+++ Supplied records +++

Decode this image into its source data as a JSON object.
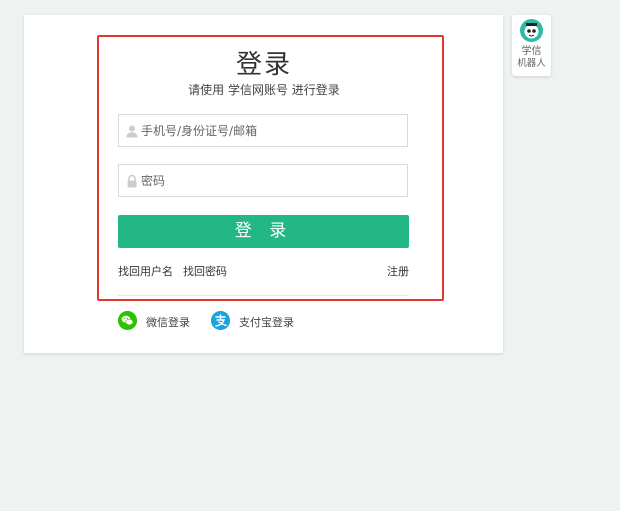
{
  "login": {
    "title": "登录",
    "subtitle": "请使用 学信网账号 进行登录",
    "username_placeholder": "手机号/身份证号/邮箱",
    "password_placeholder": "密码",
    "login_button": "登 录",
    "find_username": "找回用户名",
    "find_password": "找回密码",
    "register": "注册"
  },
  "social": {
    "wechat": "微信登录",
    "alipay": "支付宝登录"
  },
  "robot": {
    "line1": "学信",
    "line2": "机器人"
  },
  "colors": {
    "accent": "#22b785",
    "highlight_border": "#e2382e",
    "wechat": "#2ec100",
    "alipay": "#1ba2e1"
  }
}
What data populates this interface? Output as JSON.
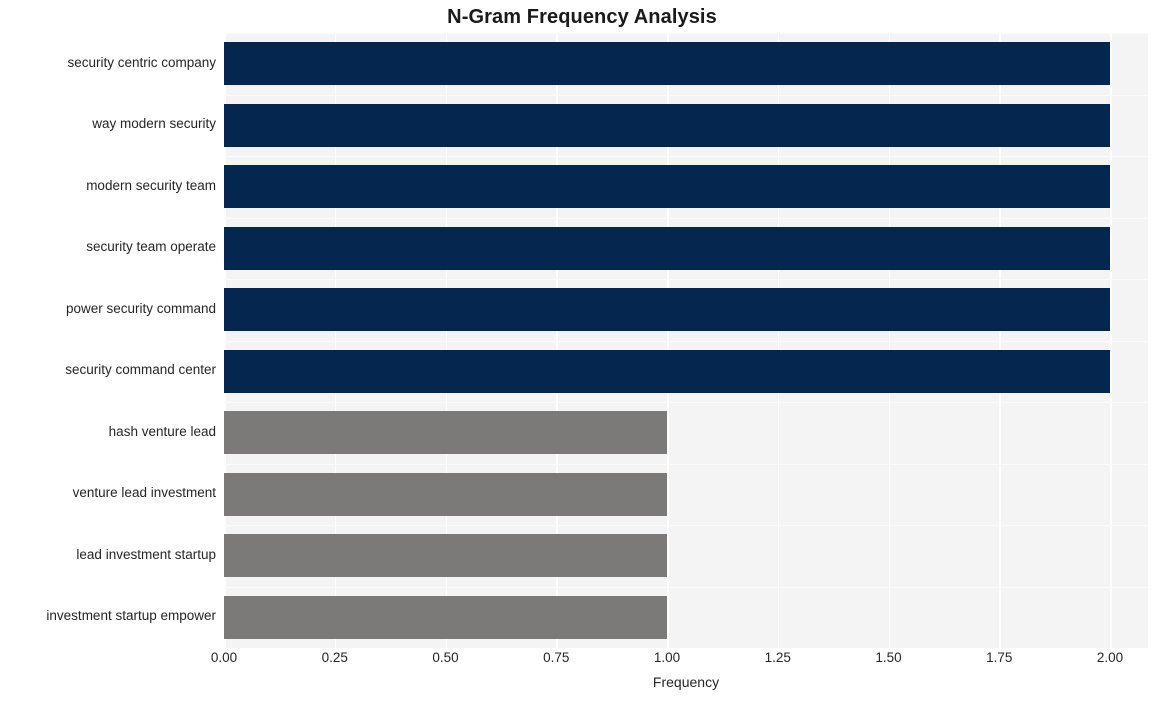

+++

§ **Set exercise**: Pictures are excluded; output everything else in the data verbatim.

§ **Answer to this problem**:
Decode this image into its source data as a JSON object.
{
  "login": {
    "title": "登录",
    "subtitle": "请使用 学信网账号 进行登录",
    "username_placeholder": "手机号/身份证号/邮箱",
    "password_placeholder": "密码",
    "login_button": "登 录",
    "find_username": "找回用户名",
    "find_password": "找回密码",
    "register": "注册"
  },
  "social": {
    "wechat": "微信登录",
    "alipay": "支付宝登录"
  },
  "robot": {
    "line1": "学信",
    "line2": "机器人"
  },
  "colors": {
    "accent": "#22b785",
    "highlight_border": "#e2382e",
    "wechat": "#2ec100",
    "alipay": "#1ba2e1"
  }
}
What data populates this interface? Output as JSON.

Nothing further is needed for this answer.